> [DATA RECORDS]:
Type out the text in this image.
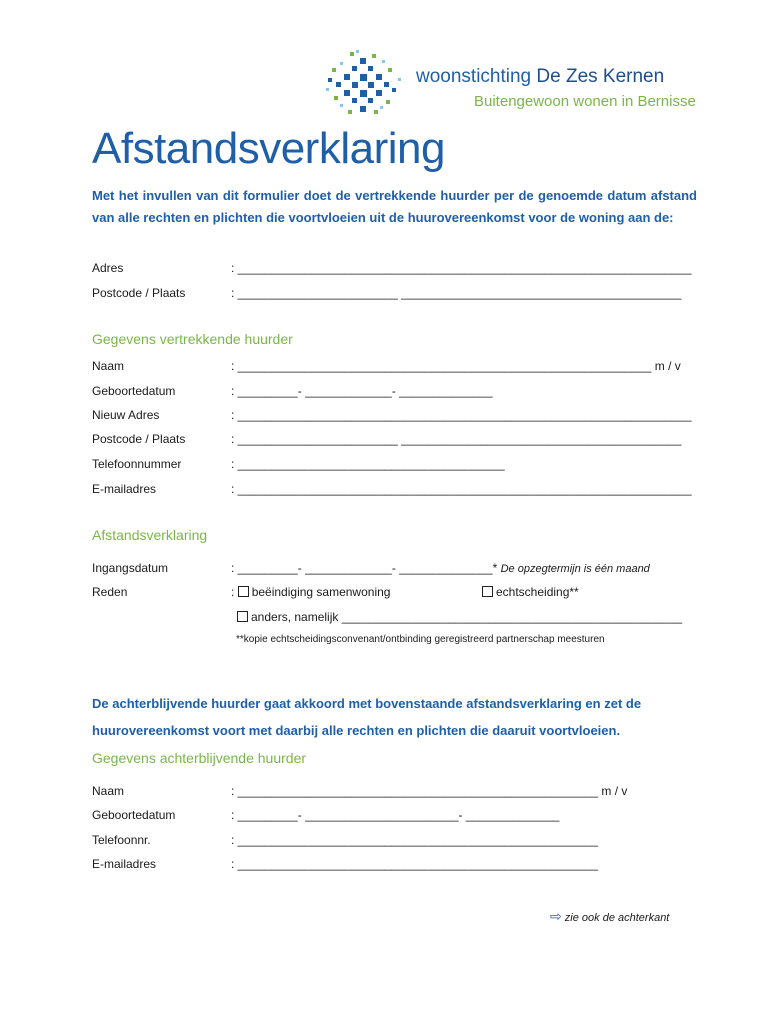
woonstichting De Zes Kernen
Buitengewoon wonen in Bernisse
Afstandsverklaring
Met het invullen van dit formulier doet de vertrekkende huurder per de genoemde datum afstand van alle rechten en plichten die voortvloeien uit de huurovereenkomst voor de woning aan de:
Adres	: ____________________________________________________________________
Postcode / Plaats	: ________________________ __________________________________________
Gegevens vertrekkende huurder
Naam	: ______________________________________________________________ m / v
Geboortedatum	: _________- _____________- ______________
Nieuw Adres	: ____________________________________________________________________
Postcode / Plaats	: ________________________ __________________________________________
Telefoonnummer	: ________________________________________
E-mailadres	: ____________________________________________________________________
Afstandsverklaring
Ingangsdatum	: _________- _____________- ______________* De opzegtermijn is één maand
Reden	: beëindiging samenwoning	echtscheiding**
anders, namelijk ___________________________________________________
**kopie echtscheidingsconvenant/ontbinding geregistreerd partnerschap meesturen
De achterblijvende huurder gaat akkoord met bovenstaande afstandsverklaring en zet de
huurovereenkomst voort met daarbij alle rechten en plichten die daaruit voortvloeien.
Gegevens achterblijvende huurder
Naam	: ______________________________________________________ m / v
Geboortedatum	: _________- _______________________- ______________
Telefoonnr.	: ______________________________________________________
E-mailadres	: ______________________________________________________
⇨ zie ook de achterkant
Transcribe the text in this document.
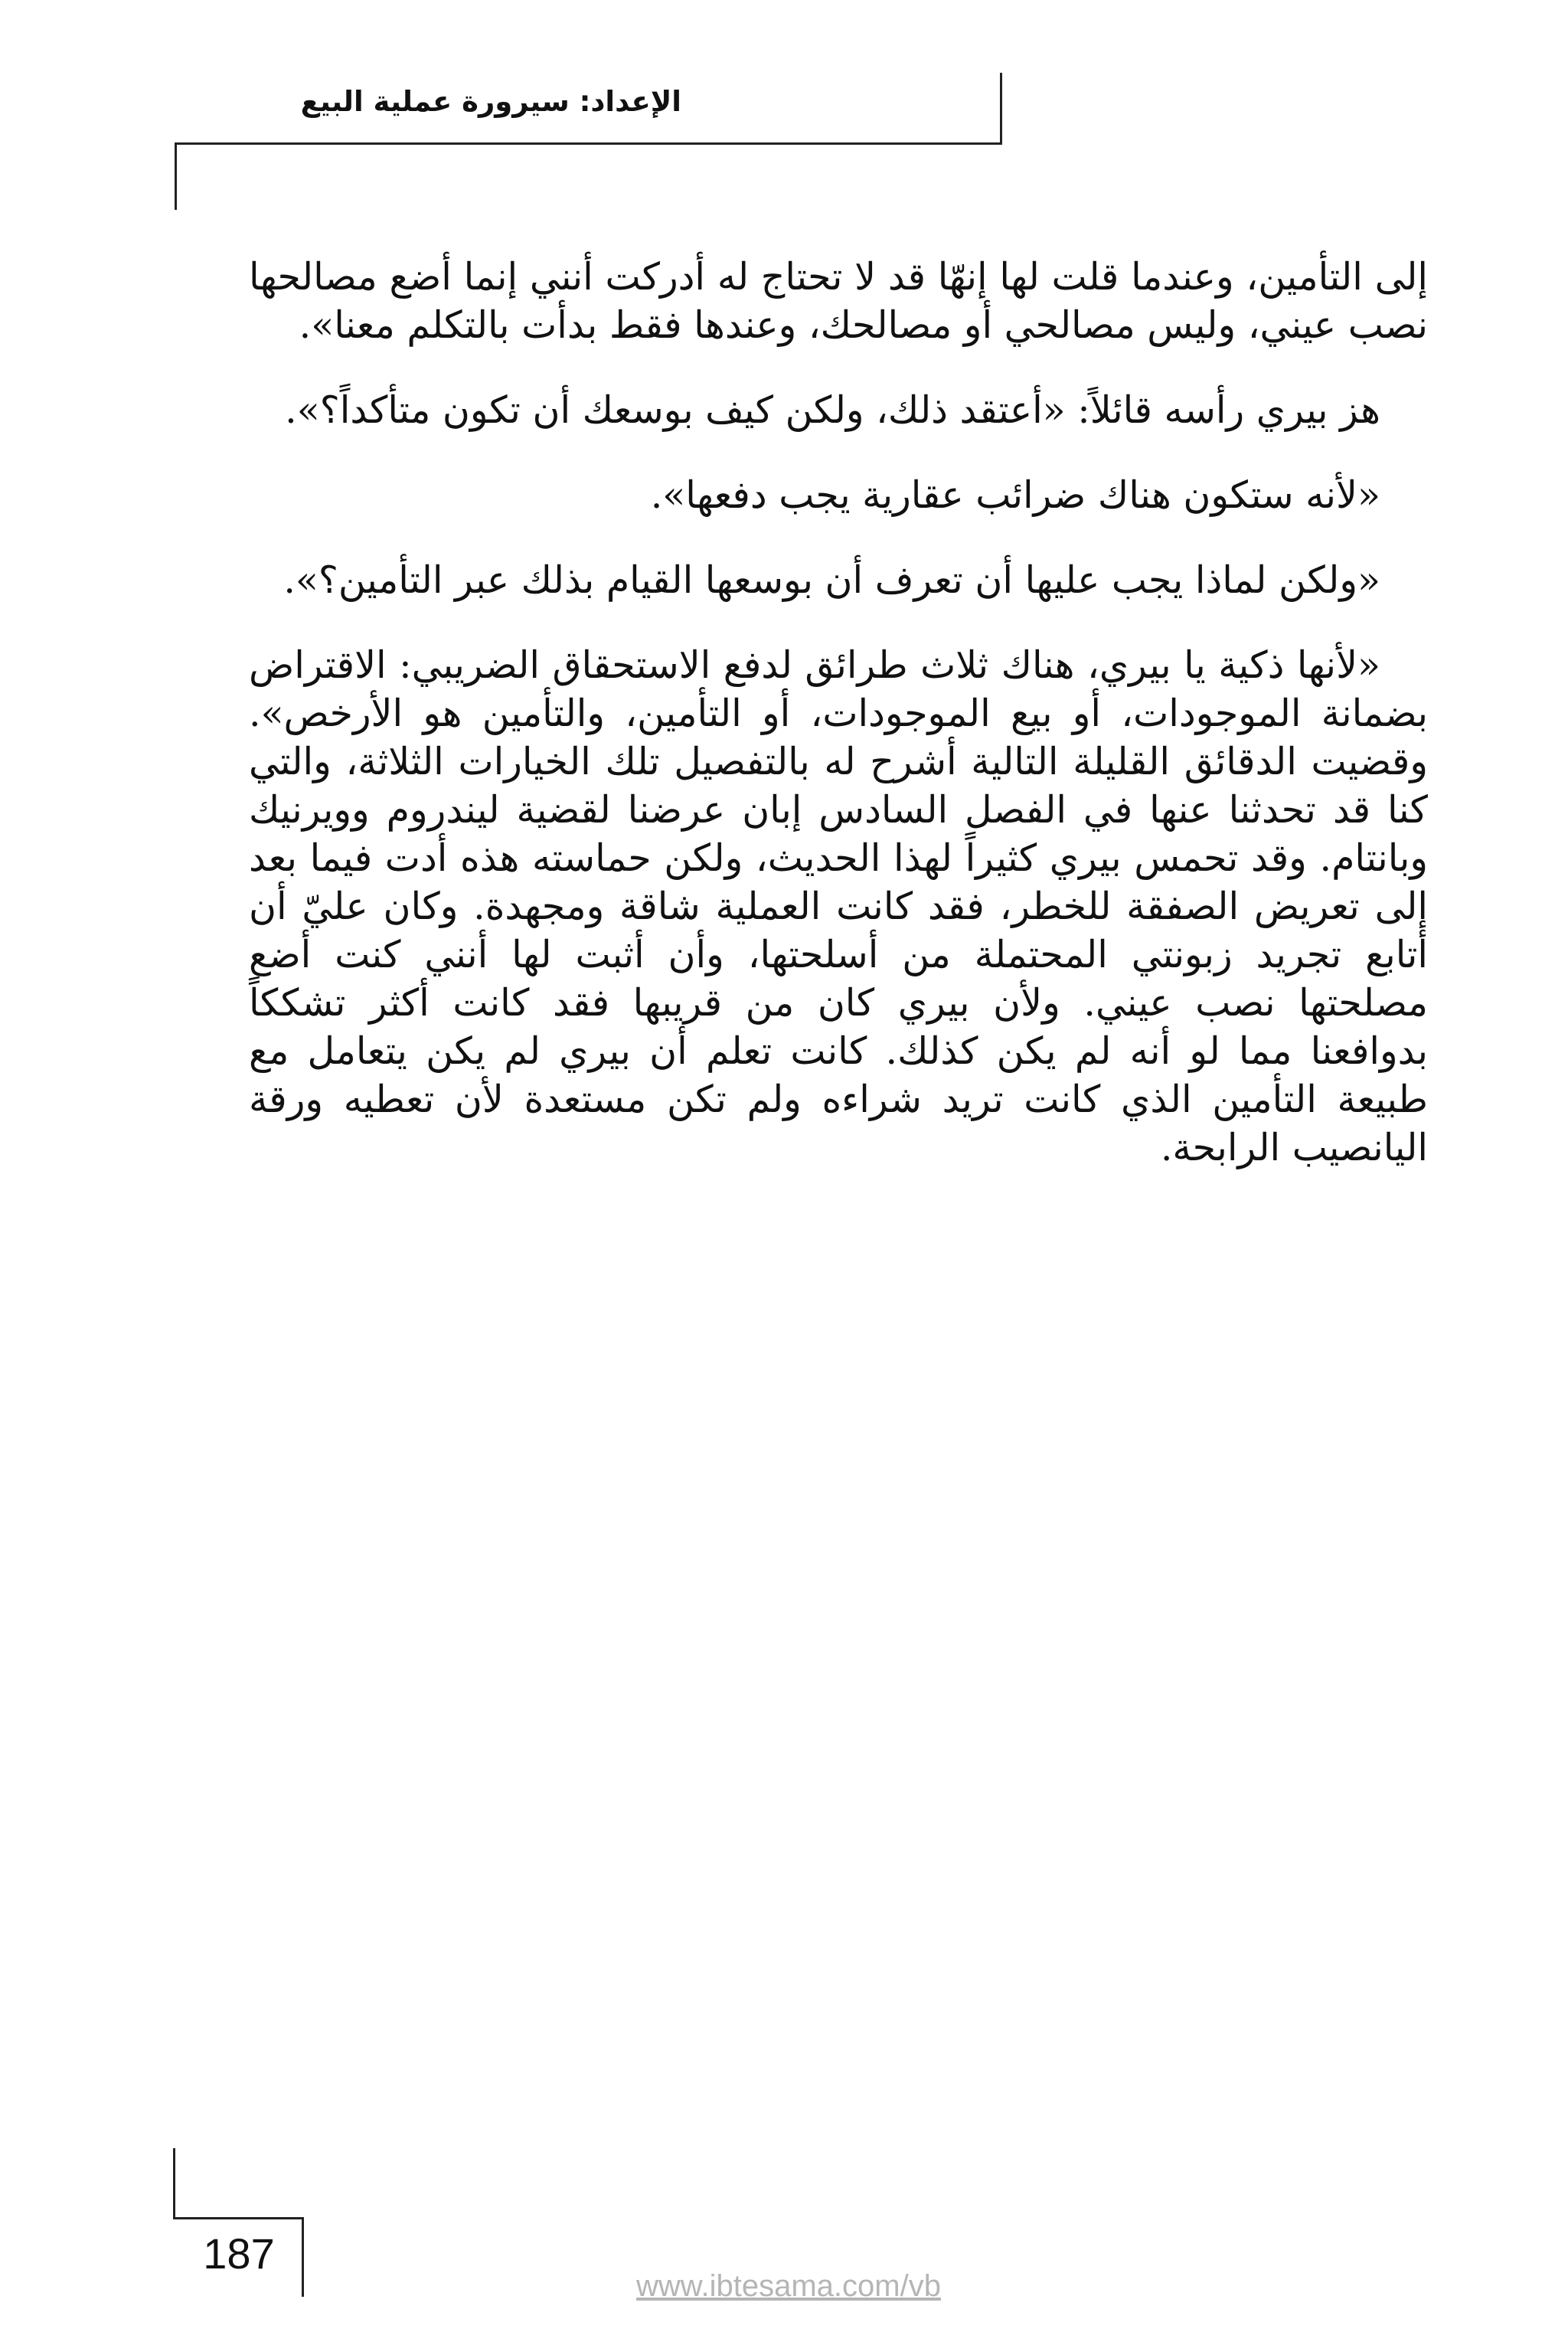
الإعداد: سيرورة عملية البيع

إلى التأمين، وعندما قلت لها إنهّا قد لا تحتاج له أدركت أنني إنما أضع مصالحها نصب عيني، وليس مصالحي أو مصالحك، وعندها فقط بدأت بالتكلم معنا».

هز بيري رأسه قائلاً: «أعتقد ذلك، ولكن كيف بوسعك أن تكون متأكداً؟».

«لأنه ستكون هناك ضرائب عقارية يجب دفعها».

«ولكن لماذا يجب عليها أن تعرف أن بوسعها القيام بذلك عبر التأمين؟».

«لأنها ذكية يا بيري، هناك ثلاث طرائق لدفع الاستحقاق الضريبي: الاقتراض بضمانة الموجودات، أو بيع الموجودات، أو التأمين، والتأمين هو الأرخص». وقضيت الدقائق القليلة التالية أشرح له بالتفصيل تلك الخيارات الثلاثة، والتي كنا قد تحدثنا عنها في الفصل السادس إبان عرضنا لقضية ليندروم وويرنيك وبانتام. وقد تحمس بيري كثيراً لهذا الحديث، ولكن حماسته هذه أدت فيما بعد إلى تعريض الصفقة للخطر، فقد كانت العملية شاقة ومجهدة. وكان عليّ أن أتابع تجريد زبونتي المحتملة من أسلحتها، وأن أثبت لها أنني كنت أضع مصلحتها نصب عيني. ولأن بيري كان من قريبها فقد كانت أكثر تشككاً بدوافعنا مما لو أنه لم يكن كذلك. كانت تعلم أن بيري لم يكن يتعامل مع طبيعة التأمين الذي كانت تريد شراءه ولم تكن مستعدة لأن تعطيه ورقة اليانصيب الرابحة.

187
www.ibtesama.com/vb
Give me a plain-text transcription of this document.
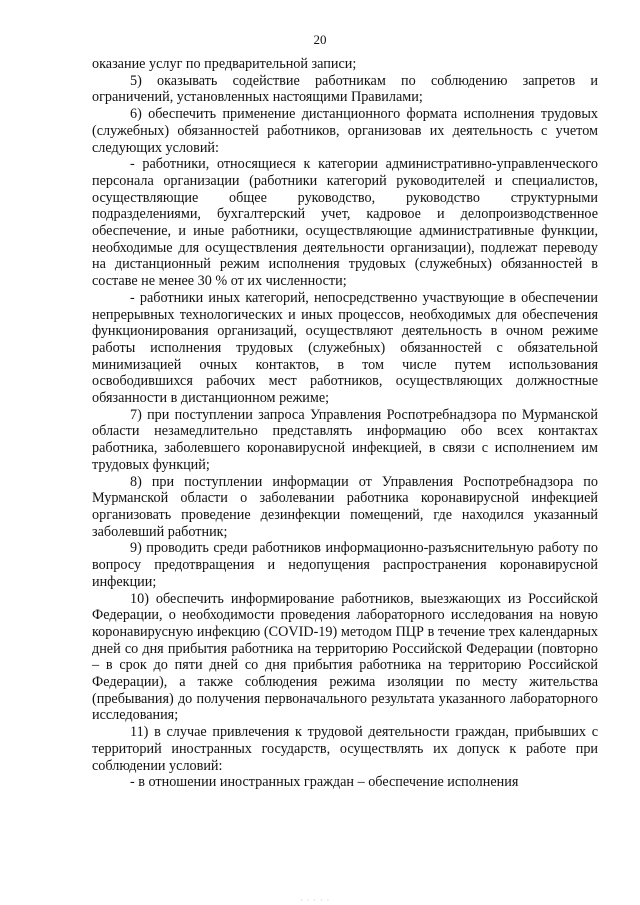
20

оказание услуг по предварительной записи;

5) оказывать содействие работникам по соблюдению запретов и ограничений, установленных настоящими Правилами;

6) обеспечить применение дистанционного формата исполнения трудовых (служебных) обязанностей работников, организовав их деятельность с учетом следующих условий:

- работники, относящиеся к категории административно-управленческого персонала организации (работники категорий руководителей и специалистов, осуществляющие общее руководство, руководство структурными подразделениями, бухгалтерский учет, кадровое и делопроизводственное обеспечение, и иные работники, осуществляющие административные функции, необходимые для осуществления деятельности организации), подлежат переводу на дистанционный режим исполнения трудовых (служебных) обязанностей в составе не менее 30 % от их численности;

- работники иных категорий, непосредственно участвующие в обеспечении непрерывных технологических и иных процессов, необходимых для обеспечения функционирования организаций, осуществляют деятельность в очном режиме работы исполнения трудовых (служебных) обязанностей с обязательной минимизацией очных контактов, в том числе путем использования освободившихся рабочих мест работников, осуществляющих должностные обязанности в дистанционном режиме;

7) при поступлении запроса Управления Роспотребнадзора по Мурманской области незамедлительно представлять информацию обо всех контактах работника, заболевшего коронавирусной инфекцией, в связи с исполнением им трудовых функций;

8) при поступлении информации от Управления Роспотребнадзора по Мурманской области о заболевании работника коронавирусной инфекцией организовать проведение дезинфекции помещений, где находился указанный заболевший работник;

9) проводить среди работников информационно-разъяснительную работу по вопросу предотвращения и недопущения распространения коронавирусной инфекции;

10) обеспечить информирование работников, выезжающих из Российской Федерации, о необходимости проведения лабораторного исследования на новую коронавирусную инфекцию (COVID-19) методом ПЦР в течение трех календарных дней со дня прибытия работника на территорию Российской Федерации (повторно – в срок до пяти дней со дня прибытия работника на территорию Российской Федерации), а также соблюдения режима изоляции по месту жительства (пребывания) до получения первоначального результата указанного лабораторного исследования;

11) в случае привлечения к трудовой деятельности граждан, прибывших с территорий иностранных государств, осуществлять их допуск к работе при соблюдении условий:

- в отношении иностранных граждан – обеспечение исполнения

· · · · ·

> [GIVEN REQUEST]: Gather each line in the entries above where the string "document" is found.

> [EXERCISE SOLUTION]:
Transcribe the text in this document.
Give me a plain-text transcription of this document.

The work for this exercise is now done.